• TO DO
Count every line in the data below where "text" occurs, then state that number and nothing more.

## Start

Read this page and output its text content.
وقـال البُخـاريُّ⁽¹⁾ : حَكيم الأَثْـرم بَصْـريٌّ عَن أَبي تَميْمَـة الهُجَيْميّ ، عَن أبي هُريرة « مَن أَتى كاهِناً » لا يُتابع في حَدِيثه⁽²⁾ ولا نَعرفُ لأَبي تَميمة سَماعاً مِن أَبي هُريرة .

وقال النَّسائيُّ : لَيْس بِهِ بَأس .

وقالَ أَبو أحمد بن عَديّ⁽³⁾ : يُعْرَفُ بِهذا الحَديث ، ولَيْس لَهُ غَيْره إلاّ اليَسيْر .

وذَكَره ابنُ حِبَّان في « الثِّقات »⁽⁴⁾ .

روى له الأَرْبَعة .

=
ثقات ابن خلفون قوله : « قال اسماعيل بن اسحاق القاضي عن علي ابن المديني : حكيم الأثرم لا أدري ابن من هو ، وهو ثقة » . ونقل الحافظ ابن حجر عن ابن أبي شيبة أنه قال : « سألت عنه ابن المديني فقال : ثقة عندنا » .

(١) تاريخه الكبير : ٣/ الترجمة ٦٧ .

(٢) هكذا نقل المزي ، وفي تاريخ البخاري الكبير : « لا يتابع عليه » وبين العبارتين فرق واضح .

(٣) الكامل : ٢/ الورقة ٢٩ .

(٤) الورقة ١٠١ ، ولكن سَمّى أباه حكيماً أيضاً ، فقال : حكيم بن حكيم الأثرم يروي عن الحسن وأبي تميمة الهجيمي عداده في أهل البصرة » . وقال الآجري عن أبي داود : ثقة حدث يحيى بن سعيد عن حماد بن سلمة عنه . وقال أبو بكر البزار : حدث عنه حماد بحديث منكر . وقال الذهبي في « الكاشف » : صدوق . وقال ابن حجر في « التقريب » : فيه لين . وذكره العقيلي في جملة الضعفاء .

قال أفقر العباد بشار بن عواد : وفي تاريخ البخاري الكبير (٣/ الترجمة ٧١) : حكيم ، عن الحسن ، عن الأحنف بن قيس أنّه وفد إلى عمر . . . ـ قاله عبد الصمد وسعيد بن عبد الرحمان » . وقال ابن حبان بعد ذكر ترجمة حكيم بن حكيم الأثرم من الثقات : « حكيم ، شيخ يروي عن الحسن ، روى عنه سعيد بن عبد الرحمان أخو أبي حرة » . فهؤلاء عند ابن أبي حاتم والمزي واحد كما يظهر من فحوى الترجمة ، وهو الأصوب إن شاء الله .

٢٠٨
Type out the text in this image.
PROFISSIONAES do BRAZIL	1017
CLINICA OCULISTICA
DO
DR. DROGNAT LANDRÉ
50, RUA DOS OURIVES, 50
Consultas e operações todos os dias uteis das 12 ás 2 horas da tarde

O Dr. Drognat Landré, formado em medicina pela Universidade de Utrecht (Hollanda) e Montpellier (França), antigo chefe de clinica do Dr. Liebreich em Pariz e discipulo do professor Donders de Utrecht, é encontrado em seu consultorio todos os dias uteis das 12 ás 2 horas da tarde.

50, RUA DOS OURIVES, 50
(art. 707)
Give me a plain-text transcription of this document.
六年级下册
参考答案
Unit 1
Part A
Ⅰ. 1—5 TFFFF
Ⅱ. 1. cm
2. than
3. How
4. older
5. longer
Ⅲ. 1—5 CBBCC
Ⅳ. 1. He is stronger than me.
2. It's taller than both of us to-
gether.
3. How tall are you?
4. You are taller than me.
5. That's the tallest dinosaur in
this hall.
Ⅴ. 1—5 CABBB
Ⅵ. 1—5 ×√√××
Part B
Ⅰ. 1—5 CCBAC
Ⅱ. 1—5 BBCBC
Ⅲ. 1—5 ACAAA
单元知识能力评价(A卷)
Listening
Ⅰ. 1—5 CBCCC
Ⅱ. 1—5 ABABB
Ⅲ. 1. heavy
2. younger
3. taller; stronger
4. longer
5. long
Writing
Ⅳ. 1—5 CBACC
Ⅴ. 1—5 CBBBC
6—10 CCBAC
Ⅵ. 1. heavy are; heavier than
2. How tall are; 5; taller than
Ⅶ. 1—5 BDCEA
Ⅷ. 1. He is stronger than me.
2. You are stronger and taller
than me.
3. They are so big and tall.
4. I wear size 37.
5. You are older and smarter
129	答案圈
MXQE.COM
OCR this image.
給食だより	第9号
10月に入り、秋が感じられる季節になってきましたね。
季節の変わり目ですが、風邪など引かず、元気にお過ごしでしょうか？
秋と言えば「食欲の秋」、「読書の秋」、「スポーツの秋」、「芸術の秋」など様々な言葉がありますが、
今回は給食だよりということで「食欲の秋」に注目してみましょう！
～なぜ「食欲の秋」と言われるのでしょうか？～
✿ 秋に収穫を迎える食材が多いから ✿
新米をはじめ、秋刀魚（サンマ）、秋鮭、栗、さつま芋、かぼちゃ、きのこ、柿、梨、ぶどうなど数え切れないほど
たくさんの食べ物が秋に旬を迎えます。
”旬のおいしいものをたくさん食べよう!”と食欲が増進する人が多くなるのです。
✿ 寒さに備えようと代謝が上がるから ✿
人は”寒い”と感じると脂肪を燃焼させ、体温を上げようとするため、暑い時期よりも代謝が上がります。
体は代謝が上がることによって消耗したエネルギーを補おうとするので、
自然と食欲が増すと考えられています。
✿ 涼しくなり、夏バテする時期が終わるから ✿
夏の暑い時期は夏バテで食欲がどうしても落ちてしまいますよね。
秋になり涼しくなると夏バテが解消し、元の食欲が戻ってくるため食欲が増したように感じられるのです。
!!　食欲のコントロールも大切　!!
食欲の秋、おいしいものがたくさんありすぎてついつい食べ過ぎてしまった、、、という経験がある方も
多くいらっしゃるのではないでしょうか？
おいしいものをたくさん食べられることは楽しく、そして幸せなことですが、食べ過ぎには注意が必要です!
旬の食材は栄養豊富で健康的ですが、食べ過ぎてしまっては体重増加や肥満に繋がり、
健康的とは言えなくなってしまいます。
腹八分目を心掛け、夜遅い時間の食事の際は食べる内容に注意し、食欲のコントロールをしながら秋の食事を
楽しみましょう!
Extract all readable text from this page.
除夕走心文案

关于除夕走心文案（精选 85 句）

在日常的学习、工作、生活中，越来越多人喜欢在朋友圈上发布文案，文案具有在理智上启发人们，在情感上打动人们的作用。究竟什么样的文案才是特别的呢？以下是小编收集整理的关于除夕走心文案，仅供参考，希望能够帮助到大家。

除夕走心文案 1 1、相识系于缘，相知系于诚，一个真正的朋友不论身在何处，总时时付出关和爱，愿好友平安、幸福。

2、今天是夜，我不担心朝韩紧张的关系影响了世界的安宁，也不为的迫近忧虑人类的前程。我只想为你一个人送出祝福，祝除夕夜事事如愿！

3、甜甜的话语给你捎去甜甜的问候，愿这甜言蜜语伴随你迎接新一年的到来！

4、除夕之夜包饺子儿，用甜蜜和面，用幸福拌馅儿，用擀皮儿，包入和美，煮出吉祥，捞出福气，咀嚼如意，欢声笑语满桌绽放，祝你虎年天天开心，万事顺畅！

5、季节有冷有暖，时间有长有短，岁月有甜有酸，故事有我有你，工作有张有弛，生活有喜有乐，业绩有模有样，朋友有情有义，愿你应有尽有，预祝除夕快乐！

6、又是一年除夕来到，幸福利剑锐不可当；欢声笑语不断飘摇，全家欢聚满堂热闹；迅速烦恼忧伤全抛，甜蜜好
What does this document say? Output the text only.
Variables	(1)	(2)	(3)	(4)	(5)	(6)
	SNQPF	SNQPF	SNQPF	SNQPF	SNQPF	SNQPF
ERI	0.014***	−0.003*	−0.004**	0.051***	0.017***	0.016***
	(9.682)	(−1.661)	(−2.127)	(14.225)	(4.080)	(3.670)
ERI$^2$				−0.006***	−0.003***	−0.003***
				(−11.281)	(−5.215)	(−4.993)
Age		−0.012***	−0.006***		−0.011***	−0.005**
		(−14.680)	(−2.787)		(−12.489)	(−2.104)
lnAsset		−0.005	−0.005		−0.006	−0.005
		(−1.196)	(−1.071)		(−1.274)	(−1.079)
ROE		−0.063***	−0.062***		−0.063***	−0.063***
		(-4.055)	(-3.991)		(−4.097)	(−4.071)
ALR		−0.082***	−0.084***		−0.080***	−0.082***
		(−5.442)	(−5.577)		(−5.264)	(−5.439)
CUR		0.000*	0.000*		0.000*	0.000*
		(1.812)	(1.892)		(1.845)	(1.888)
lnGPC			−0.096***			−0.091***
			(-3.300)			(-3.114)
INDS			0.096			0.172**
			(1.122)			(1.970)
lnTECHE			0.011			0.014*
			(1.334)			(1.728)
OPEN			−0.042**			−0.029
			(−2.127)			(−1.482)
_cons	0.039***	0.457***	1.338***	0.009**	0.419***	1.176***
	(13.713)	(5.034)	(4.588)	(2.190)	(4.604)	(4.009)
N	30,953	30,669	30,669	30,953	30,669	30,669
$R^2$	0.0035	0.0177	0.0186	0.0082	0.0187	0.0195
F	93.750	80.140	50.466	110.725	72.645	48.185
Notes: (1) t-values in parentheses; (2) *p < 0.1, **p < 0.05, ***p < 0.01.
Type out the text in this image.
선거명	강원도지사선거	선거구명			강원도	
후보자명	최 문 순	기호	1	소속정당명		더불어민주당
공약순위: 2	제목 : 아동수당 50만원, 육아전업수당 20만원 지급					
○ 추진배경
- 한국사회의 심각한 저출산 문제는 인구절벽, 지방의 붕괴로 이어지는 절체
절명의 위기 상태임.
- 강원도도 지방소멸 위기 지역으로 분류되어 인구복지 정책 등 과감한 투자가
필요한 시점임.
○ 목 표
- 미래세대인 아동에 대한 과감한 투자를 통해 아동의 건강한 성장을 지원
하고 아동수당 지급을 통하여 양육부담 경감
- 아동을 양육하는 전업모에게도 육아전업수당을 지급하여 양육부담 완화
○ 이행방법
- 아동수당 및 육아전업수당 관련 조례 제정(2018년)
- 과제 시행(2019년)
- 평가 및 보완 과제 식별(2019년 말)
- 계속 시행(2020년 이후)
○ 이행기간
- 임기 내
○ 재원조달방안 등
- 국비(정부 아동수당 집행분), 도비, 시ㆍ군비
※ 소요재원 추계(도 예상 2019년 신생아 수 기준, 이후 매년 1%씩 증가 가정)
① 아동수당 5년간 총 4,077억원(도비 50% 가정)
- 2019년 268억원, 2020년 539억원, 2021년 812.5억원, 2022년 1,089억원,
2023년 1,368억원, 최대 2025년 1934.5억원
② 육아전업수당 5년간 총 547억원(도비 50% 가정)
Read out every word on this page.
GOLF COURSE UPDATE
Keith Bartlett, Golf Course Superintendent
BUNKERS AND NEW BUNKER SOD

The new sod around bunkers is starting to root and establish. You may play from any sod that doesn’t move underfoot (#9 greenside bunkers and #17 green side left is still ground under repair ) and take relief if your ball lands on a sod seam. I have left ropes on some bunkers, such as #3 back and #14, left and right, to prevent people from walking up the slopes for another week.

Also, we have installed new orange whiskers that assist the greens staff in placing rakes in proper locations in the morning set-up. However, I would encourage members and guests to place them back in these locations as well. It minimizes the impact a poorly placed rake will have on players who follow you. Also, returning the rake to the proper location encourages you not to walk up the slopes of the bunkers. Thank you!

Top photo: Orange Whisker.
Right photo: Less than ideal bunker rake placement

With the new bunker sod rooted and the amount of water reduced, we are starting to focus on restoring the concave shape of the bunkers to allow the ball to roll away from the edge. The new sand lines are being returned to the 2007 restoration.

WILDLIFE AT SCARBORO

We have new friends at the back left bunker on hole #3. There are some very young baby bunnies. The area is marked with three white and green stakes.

## End

• ANSWER BELOW
6